(TASK DETAILS):
Without including any pictures, write out the listing below exactly.

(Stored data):
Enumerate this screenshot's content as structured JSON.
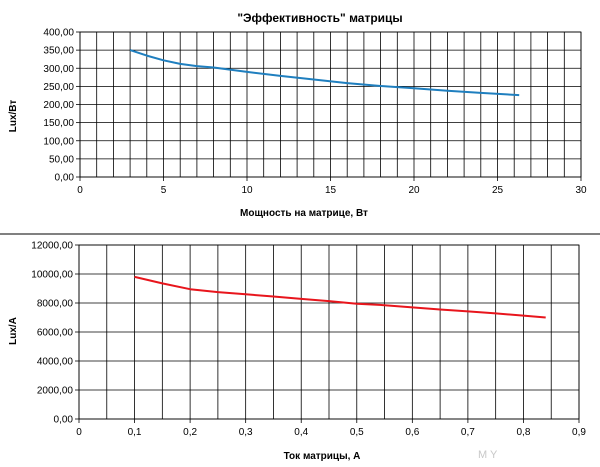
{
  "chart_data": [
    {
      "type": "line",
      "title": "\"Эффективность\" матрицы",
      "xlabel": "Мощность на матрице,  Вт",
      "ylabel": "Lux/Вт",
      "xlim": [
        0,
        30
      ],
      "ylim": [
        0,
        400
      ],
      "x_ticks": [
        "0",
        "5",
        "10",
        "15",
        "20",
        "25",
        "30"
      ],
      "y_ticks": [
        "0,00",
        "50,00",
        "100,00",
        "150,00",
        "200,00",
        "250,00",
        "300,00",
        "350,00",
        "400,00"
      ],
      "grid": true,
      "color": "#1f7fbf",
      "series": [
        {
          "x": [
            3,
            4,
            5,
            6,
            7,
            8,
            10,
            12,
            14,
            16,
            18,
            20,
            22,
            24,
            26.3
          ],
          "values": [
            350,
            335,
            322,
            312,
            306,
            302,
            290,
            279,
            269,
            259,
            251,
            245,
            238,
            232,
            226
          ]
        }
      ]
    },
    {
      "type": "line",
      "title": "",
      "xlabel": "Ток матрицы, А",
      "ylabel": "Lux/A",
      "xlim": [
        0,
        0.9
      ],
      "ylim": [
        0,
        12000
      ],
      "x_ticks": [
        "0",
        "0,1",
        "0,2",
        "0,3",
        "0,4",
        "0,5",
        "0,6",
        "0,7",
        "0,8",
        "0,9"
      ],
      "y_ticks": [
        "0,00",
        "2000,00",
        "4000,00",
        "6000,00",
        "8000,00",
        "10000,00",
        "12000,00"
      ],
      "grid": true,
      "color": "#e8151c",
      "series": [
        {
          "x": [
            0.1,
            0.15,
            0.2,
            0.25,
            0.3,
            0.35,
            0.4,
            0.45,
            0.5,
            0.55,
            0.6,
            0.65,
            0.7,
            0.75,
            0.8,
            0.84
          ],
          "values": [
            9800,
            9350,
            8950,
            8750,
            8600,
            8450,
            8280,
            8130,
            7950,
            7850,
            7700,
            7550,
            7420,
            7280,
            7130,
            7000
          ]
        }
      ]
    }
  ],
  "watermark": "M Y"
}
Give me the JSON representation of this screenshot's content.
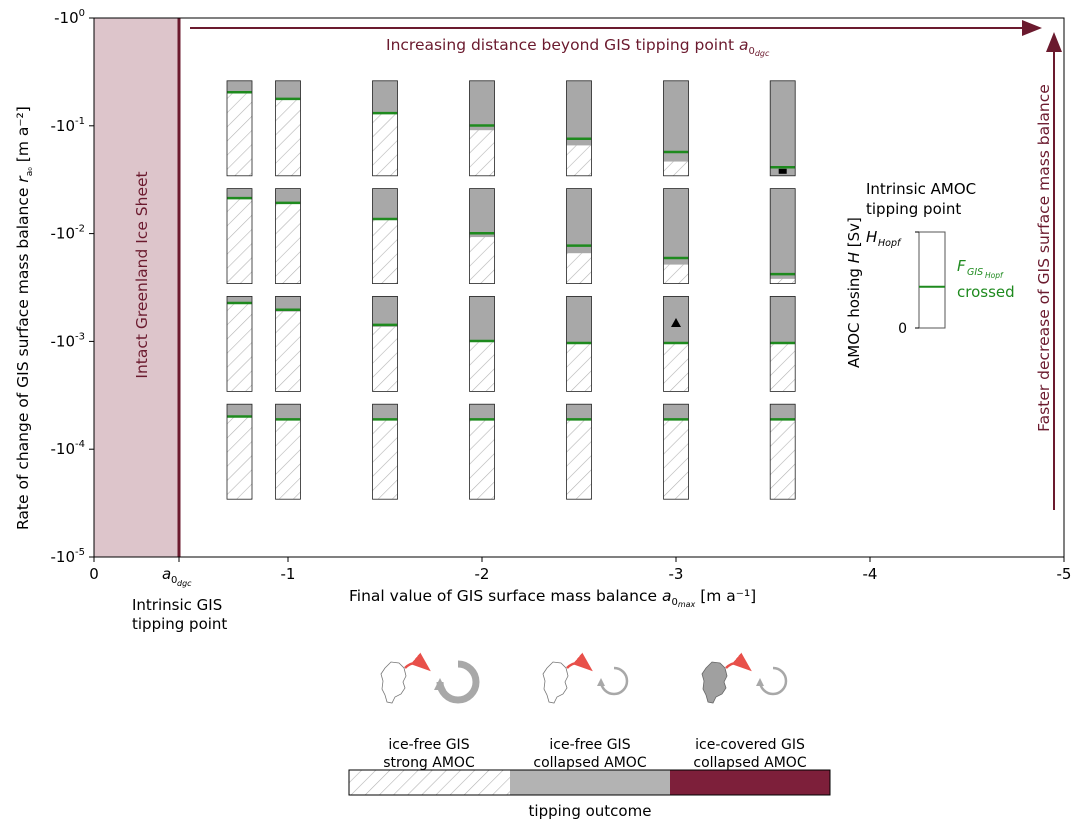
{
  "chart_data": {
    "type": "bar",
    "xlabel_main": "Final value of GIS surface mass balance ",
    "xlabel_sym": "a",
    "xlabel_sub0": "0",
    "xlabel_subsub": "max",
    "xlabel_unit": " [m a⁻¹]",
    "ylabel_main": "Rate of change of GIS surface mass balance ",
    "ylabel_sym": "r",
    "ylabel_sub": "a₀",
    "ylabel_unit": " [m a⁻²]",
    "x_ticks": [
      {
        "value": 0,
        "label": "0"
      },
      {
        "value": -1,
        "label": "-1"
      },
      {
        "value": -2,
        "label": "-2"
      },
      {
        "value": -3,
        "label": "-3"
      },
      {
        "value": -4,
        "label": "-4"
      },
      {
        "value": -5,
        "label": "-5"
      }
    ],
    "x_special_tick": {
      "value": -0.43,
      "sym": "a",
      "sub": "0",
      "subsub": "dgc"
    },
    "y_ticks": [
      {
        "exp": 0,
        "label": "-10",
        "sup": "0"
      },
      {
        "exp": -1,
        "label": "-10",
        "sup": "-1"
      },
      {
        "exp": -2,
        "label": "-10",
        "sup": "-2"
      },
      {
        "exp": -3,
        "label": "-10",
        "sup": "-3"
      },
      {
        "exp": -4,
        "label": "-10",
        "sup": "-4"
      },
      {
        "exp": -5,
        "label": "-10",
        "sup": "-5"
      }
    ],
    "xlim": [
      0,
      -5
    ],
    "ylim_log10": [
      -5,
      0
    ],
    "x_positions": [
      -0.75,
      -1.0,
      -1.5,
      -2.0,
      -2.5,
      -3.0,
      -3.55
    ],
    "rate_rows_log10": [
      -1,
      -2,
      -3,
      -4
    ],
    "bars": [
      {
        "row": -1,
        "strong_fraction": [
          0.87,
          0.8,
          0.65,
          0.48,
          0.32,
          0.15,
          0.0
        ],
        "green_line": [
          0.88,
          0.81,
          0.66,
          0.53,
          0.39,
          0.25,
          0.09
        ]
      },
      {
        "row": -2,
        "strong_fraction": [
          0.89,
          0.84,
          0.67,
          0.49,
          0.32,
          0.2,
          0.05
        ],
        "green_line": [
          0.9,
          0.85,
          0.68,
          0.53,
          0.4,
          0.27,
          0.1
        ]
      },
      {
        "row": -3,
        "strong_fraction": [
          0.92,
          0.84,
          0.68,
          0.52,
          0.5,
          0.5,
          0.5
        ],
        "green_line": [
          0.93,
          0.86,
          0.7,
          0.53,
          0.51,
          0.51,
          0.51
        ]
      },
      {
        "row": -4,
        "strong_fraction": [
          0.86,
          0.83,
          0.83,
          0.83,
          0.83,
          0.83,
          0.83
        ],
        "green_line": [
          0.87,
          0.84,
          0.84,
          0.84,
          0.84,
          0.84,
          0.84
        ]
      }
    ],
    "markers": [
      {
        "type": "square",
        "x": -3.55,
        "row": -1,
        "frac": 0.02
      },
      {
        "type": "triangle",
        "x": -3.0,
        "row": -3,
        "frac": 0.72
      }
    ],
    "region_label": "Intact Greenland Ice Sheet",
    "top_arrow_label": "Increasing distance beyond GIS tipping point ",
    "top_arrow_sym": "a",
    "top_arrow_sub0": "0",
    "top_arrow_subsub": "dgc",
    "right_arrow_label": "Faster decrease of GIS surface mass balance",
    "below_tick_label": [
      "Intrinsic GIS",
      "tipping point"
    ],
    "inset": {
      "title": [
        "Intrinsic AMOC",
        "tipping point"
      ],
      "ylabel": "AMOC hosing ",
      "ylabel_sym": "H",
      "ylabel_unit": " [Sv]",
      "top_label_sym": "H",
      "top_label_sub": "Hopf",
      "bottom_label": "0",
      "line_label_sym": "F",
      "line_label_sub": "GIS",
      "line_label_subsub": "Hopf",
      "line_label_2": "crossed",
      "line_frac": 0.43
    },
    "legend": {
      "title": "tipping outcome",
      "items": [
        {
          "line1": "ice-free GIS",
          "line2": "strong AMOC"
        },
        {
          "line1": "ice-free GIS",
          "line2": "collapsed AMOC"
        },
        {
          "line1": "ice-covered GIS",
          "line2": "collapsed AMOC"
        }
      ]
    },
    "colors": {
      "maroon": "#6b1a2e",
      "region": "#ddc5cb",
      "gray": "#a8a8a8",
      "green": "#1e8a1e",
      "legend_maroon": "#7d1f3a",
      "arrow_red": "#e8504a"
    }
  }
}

(ANSWER):
Enumerate this screenshot's content as structured JSON.
{
  "chart_data": [
    {
      "type": "line",
      "title": "\"Эффективность\" матрицы",
      "xlabel": "Мощность на матрице,  Вт",
      "ylabel": "Lux/Вт",
      "xlim": [
        0,
        30
      ],
      "ylim": [
        0,
        400
      ],
      "x_ticks": [
        "0",
        "5",
        "10",
        "15",
        "20",
        "25",
        "30"
      ],
      "y_ticks": [
        "0,00",
        "50,00",
        "100,00",
        "150,00",
        "200,00",
        "250,00",
        "300,00",
        "350,00",
        "400,00"
      ],
      "grid": true,
      "color": "#1f7fbf",
      "series": [
        {
          "x": [
            3,
            4,
            5,
            6,
            7,
            8,
            10,
            12,
            14,
            16,
            18,
            20,
            22,
            24,
            26.3
          ],
          "values": [
            350,
            335,
            322,
            312,
            306,
            302,
            290,
            279,
            269,
            259,
            251,
            245,
            238,
            232,
            226
          ]
        }
      ]
    },
    {
      "type": "line",
      "title": "",
      "xlabel": "Ток матрицы, А",
      "ylabel": "Lux/A",
      "xlim": [
        0,
        0.9
      ],
      "ylim": [
        0,
        12000
      ],
      "x_ticks": [
        "0",
        "0,1",
        "0,2",
        "0,3",
        "0,4",
        "0,5",
        "0,6",
        "0,7",
        "0,8",
        "0,9"
      ],
      "y_ticks": [
        "0,00",
        "2000,00",
        "4000,00",
        "6000,00",
        "8000,00",
        "10000,00",
        "12000,00"
      ],
      "grid": true,
      "color": "#e8151c",
      "series": [
        {
          "x": [
            0.1,
            0.15,
            0.2,
            0.25,
            0.3,
            0.35,
            0.4,
            0.45,
            0.5,
            0.55,
            0.6,
            0.65,
            0.7,
            0.75,
            0.8,
            0.84
          ],
          "values": [
            9800,
            9350,
            8950,
            8750,
            8600,
            8450,
            8280,
            8130,
            7950,
            7850,
            7700,
            7550,
            7420,
            7280,
            7130,
            7000
          ]
        }
      ]
    }
  ],
  "watermark": "M Y"
}
Give me the JSON representation of this screenshot's content.
{
  "chart_data": {
    "type": "bar",
    "xlabel_main": "Final value of GIS surface mass balance ",
    "xlabel_sym": "a",
    "xlabel_sub0": "0",
    "xlabel_subsub": "max",
    "xlabel_unit": " [m a⁻¹]",
    "ylabel_main": "Rate of change of GIS surface mass balance ",
    "ylabel_sym": "r",
    "ylabel_sub": "a₀",
    "ylabel_unit": " [m a⁻²]",
    "x_ticks": [
      {
        "value": 0,
        "label": "0"
      },
      {
        "value": -1,
        "label": "-1"
      },
      {
        "value": -2,
        "label": "-2"
      },
      {
        "value": -3,
        "label": "-3"
      },
      {
        "value": -4,
        "label": "-4"
      },
      {
        "value": -5,
        "label": "-5"
      }
    ],
    "x_special_tick": {
      "value": -0.43,
      "sym": "a",
      "sub": "0",
      "subsub": "dgc"
    },
    "y_ticks": [
      {
        "exp": 0,
        "label": "-10",
        "sup": "0"
      },
      {
        "exp": -1,
        "label": "-10",
        "sup": "-1"
      },
      {
        "exp": -2,
        "label": "-10",
        "sup": "-2"
      },
      {
        "exp": -3,
        "label": "-10",
        "sup": "-3"
      },
      {
        "exp": -4,
        "label": "-10",
        "sup": "-4"
      },
      {
        "exp": -5,
        "label": "-10",
        "sup": "-5"
      }
    ],
    "xlim": [
      0,
      -5
    ],
    "ylim_log10": [
      -5,
      0
    ],
    "x_positions": [
      -0.75,
      -1.0,
      -1.5,
      -2.0,
      -2.5,
      -3.0,
      -3.55
    ],
    "rate_rows_log10": [
      -1,
      -2,
      -3,
      -4
    ],
    "bars": [
      {
        "row": -1,
        "strong_fraction": [
          0.87,
          0.8,
          0.65,
          0.48,
          0.32,
          0.15,
          0.0
        ],
        "green_line": [
          0.88,
          0.81,
          0.66,
          0.53,
          0.39,
          0.25,
          0.09
        ]
      },
      {
        "row": -2,
        "strong_fraction": [
          0.89,
          0.84,
          0.67,
          0.49,
          0.32,
          0.2,
          0.05
        ],
        "green_line": [
          0.9,
          0.85,
          0.68,
          0.53,
          0.4,
          0.27,
          0.1
        ]
      },
      {
        "row": -3,
        "strong_fraction": [
          0.92,
          0.84,
          0.68,
          0.52,
          0.5,
          0.5,
          0.5
        ],
        "green_line": [
          0.93,
          0.86,
          0.7,
          0.53,
          0.51,
          0.51,
          0.51
        ]
      },
      {
        "row": -4,
        "strong_fraction": [
          0.86,
          0.83,
          0.83,
          0.83,
          0.83,
          0.83,
          0.83
        ],
        "green_line": [
          0.87,
          0.84,
          0.84,
          0.84,
          0.84,
          0.84,
          0.84
        ]
      }
    ],
    "markers": [
      {
        "type": "square",
        "x": -3.55,
        "row": -1,
        "frac": 0.02
      },
      {
        "type": "triangle",
        "x": -3.0,
        "row": -3,
        "frac": 0.72
      }
    ],
    "region_label": "Intact Greenland Ice Sheet",
    "top_arrow_label": "Increasing distance beyond GIS tipping point ",
    "top_arrow_sym": "a",
    "top_arrow_sub0": "0",
    "top_arrow_subsub": "dgc",
    "right_arrow_label": "Faster decrease of GIS surface mass balance",
    "below_tick_label": [
      "Intrinsic GIS",
      "tipping point"
    ],
    "inset": {
      "title": [
        "Intrinsic AMOC",
        "tipping point"
      ],
      "ylabel": "AMOC hosing ",
      "ylabel_sym": "H",
      "ylabel_unit": " [Sv]",
      "top_label_sym": "H",
      "top_label_sub": "Hopf",
      "bottom_label": "0",
      "line_label_sym": "F",
      "line_label_sub": "GIS",
      "line_label_subsub": "Hopf",
      "line_label_2": "crossed",
      "line_frac": 0.43
    },
    "legend": {
      "title": "tipping outcome",
      "items": [
        {
          "line1": "ice-free GIS",
          "line2": "strong AMOC"
        },
        {
          "line1": "ice-free GIS",
          "line2": "collapsed AMOC"
        },
        {
          "line1": "ice-covered GIS",
          "line2": "collapsed AMOC"
        }
      ]
    },
    "colors": {
      "maroon": "#6b1a2e",
      "region": "#ddc5cb",
      "gray": "#a8a8a8",
      "green": "#1e8a1e",
      "legend_maroon": "#7d1f3a",
      "arrow_red": "#e8504a"
    }
  }
}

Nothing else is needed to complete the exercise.